Raw records

** Begin **

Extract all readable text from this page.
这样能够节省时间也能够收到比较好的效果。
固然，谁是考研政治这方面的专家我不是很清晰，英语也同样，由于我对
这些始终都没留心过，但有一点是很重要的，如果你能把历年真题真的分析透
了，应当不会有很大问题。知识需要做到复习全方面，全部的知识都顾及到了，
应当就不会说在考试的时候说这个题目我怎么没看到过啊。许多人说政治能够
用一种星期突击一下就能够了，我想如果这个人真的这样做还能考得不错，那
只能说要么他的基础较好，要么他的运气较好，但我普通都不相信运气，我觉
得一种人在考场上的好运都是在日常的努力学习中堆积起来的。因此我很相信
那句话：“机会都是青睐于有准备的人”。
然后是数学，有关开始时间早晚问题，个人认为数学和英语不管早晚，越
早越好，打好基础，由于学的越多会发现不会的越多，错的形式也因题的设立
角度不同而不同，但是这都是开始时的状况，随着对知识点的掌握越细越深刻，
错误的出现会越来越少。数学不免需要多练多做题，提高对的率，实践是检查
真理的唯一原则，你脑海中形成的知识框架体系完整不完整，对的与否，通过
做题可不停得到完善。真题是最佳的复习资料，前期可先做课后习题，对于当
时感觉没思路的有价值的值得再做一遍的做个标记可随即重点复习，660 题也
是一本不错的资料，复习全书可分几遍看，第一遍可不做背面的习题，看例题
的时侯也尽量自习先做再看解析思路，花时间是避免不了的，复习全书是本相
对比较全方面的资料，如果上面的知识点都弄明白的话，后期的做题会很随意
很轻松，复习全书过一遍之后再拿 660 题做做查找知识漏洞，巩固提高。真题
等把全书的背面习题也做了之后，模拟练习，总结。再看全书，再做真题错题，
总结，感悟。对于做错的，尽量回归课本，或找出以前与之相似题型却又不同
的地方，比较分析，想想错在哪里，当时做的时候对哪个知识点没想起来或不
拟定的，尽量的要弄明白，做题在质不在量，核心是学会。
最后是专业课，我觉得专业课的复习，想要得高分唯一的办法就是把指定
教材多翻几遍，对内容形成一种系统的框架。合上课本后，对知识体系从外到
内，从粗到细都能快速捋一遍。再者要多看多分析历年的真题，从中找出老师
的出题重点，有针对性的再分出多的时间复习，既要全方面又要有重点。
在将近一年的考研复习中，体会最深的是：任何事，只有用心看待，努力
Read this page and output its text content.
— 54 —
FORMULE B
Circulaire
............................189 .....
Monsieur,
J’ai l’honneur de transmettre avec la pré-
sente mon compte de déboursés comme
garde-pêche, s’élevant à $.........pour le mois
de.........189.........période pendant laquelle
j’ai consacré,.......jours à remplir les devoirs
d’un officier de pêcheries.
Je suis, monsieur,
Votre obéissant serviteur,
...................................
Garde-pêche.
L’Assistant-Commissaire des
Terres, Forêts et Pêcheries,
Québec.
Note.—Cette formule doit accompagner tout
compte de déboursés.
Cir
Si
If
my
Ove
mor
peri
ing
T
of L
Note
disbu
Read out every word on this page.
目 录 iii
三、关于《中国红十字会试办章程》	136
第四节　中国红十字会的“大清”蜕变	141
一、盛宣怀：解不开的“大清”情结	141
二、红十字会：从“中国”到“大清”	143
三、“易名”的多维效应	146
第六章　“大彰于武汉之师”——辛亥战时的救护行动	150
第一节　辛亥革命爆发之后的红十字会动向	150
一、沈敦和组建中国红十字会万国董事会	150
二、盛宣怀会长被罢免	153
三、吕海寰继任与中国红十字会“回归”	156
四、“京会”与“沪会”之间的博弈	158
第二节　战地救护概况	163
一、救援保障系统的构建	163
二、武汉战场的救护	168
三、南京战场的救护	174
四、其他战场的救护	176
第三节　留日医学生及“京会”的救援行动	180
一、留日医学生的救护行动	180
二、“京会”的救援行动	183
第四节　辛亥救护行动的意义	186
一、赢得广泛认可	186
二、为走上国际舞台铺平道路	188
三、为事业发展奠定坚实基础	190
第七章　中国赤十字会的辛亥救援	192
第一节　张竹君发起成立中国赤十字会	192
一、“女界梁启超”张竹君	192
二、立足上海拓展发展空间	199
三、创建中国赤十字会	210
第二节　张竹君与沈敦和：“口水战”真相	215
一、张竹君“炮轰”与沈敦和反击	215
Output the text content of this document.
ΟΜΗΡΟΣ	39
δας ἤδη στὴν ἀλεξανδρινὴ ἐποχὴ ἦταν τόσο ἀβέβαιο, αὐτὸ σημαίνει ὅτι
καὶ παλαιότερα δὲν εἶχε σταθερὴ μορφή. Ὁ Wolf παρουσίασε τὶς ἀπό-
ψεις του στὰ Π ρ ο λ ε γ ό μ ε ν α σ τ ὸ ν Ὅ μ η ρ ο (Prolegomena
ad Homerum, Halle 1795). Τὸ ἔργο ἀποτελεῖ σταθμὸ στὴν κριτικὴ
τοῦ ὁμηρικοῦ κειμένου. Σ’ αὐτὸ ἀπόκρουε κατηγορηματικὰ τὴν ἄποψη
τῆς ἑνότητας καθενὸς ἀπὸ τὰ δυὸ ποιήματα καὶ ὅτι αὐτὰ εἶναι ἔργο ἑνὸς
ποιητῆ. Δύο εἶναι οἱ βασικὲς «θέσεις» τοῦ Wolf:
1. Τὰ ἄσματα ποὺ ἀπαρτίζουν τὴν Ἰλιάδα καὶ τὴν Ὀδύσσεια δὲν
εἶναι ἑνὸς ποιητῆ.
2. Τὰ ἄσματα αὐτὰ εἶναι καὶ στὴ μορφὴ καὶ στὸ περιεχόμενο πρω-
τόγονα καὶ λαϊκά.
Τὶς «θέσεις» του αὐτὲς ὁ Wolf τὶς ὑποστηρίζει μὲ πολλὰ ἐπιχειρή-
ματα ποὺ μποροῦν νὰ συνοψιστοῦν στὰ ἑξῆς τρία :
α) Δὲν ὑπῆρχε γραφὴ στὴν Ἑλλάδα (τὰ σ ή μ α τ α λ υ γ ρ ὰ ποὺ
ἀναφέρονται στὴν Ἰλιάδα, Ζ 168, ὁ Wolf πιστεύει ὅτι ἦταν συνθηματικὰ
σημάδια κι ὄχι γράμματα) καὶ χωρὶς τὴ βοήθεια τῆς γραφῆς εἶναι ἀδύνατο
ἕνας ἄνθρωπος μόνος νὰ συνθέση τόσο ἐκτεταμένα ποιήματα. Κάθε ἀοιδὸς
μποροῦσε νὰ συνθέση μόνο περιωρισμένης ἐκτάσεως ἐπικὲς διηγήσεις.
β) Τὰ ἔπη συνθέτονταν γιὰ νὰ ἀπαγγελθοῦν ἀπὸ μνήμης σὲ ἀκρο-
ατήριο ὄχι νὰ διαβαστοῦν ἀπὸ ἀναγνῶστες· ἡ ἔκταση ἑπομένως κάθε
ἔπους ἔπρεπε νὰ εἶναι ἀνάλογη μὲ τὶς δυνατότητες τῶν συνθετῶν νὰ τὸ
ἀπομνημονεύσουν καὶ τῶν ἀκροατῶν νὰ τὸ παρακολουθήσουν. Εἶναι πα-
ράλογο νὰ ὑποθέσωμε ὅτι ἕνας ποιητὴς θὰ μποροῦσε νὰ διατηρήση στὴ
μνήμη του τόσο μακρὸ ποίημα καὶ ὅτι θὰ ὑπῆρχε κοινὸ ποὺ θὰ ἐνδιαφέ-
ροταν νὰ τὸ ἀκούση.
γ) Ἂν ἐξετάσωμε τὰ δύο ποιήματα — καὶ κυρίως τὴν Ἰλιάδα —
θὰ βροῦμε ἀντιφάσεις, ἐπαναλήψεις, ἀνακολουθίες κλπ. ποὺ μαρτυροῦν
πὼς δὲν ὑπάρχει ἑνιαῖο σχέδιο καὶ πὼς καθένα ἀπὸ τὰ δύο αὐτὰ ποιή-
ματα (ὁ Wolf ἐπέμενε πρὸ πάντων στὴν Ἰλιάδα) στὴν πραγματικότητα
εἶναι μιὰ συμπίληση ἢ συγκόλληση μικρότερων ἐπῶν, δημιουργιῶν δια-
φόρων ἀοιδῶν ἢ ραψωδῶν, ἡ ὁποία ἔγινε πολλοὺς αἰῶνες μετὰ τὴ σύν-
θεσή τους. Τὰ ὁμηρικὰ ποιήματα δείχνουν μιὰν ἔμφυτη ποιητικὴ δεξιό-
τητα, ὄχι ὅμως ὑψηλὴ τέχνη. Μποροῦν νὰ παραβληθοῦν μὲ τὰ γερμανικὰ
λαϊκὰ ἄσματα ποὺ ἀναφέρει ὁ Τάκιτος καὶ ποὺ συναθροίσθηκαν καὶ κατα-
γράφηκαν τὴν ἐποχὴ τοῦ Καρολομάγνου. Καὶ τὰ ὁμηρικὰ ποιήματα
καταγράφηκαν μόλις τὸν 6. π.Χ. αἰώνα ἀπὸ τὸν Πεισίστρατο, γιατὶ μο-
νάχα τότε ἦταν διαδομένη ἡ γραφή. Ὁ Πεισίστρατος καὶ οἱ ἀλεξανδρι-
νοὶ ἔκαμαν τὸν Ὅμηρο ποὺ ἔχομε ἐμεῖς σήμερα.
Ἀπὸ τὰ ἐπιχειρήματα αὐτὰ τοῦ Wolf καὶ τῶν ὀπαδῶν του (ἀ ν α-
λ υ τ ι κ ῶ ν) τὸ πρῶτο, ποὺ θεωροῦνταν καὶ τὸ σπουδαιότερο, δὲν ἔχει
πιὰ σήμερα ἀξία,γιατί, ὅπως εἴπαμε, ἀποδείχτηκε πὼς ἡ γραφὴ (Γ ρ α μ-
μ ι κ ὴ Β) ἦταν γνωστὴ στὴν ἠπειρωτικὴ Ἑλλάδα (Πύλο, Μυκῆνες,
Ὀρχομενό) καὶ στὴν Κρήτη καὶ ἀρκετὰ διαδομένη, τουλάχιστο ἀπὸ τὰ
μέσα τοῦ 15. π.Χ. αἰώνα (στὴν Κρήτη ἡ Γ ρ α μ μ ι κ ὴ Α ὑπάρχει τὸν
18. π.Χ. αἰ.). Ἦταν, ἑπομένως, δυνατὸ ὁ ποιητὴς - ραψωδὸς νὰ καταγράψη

** End **

▶ _REQUIREMENT_: Copy every line of the records above that holds the word "ὑπάρχει".

▶ _WRITTEN ANSWER_:
πὼς δὲν ὑπάρχει ἑνιαῖο σχέδιο καὶ πὼς καθένα ἀπὸ τὰ δύο αὐτὰ ποιή-
μέσα τοῦ 15. π.Χ. αἰώνα (στὴν Κρήτη ἡ Γ ρ α μ μ ι κ ὴ Α ὑπάρχει τὸν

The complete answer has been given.